=== The exercise ===
Reproduce the listing below line for line, without changing a single character.

=== Working data ===

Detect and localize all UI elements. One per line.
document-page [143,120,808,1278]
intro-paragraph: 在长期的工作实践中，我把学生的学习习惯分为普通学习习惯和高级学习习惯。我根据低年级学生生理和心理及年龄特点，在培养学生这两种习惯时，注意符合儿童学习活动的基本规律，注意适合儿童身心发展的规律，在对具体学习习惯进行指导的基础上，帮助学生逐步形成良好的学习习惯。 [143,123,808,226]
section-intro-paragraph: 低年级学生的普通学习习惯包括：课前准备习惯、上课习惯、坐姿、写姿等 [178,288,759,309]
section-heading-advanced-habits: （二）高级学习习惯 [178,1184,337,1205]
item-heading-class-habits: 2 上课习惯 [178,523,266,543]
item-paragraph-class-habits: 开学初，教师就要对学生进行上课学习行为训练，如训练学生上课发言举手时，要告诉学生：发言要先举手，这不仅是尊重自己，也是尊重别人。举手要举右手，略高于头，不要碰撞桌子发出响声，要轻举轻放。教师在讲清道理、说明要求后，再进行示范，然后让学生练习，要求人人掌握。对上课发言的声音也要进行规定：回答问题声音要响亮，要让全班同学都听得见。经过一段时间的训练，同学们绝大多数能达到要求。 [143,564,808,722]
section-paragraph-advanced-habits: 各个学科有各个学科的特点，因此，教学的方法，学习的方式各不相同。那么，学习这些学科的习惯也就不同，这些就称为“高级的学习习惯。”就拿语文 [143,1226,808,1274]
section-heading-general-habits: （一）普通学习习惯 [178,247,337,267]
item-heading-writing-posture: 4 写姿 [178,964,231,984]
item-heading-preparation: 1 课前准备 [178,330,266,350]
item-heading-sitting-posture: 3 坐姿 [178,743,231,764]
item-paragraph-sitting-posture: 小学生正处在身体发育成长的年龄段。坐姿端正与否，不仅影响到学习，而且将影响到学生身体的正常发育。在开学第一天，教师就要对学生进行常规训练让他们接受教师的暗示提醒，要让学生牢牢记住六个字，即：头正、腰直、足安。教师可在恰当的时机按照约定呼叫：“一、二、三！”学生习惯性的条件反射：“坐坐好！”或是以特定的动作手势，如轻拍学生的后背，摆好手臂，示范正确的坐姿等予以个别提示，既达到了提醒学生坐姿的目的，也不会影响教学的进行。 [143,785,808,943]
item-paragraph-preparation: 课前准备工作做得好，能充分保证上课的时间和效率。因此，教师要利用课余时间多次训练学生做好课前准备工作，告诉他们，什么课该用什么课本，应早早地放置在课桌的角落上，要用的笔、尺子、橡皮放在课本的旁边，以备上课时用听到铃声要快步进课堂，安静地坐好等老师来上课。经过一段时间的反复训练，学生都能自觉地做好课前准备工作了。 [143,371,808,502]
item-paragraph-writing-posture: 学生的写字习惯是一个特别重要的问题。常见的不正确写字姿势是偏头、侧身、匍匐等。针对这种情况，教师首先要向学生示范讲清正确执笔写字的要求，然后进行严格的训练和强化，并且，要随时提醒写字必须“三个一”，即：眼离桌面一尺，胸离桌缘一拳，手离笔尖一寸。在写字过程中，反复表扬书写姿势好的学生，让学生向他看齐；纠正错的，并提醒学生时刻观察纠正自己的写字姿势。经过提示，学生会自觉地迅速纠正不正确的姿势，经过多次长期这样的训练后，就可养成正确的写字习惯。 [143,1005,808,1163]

=== Expected answer ===
Detect and localize all UI elements. One per line.
document-page [143,120,808,1278]
intro-paragraph: 在长期的工作实践中，我把学生的学习习惯分为普通学习习惯和高级学习习惯。我根据低年级学生生理和心理及年龄特点，在培养学生这两种习惯时，注意符合儿童学习活动的基本规律，注意适合儿童身心发展的规律，在对具体学习习惯进行指导的基础上，帮助学生逐步形成良好的学习习惯。 [143,123,808,226]
section-intro-paragraph: 低年级学生的普通学习习惯包括：课前准备习惯、上课习惯、坐姿、写姿等 [178,288,759,309]
section-heading-advanced-habits: （二）高级学习习惯 [178,1184,337,1205]
item-heading-class-habits: 2 上课习惯 [178,523,266,543]
item-paragraph-class-habits: 开学初，教师就要对学生进行上课学习行为训练，如训练学生上课发言举手时，要告诉学生：发言要先举手，这不仅是尊重自己，也是尊重别人。举手要举右手，略高于头，不要碰撞桌子发出响声，要轻举轻放。教师在讲清道理、说明要求后，再进行示范，然后让学生练习，要求人人掌握。对上课发言的声音也要进行规定：回答问题声音要响亮，要让全班同学都听得见。经过一段时间的训练，同学们绝大多数能达到要求。 [143,564,808,722]
section-paragraph-advanced-habits: 各个学科有各个学科的特点，因此，教学的方法，学习的方式各不相同。那么，学习这些学科的习惯也就不同，这些就称为“高级的学习习惯。”就拿语文 [143,1226,808,1274]
section-heading-general-habits: （一）普通学习习惯 [178,247,337,267]
item-heading-writing-posture: 4 写姿 [178,964,231,984]
item-heading-preparation: 1 课前准备 [178,330,266,350]
item-heading-sitting-posture: 3 坐姿 [178,743,231,764]
item-paragraph-sitting-posture: 小学生正处在身体发育成长的年龄段。坐姿端正与否，不仅影响到学习，而且将影响到学生身体的正常发育。在开学第一天，教师就要对学生进行常规训练让他们接受教师的暗示提醒，要让学生牢牢记住六个字，即：头正、腰直、足安。教师可在恰当的时机按照约定呼叫：“一、二、三！”学生习惯性的条件反射：“坐坐好！”或是以特定的动作手势，如轻拍学生的后背，摆好手臂，示范正确的坐姿等予以个别提示，既达到了提醒学生坐姿的目的，也不会影响教学的进行。 [143,785,808,943]
item-paragraph-preparation: 课前准备工作做得好，能充分保证上课的时间和效率。因此，教师要利用课余时间多次训练学生做好课前准备工作，告诉他们，什么课该用什么课本，应早早地放置在课桌的角落上，要用的笔、尺子、橡皮放在课本的旁边，以备上课时用听到铃声要快步进课堂，安静地坐好等老师来上课。经过一段时间的反复训练，学生都能自觉地做好课前准备工作了。 [143,371,808,502]
item-paragraph-writing-posture: 学生的写字习惯是一个特别重要的问题。常见的不正确写字姿势是偏头、侧身、匍匐等。针对这种情况，教师首先要向学生示范讲清正确执笔写字的要求，然后进行严格的训练和强化，并且，要随时提醒写字必须“三个一”，即：眼离桌面一尺，胸离桌缘一拳，手离笔尖一寸。在写字过程中，反复表扬书写姿势好的学生，让学生向他看齐；纠正错的，并提醒学生时刻观察纠正自己的写字姿势。经过提示，学生会自觉地迅速纠正不正确的姿势，经过多次长期这样的训练后，就可养成正确的写字习惯。 [143,1005,808,1163]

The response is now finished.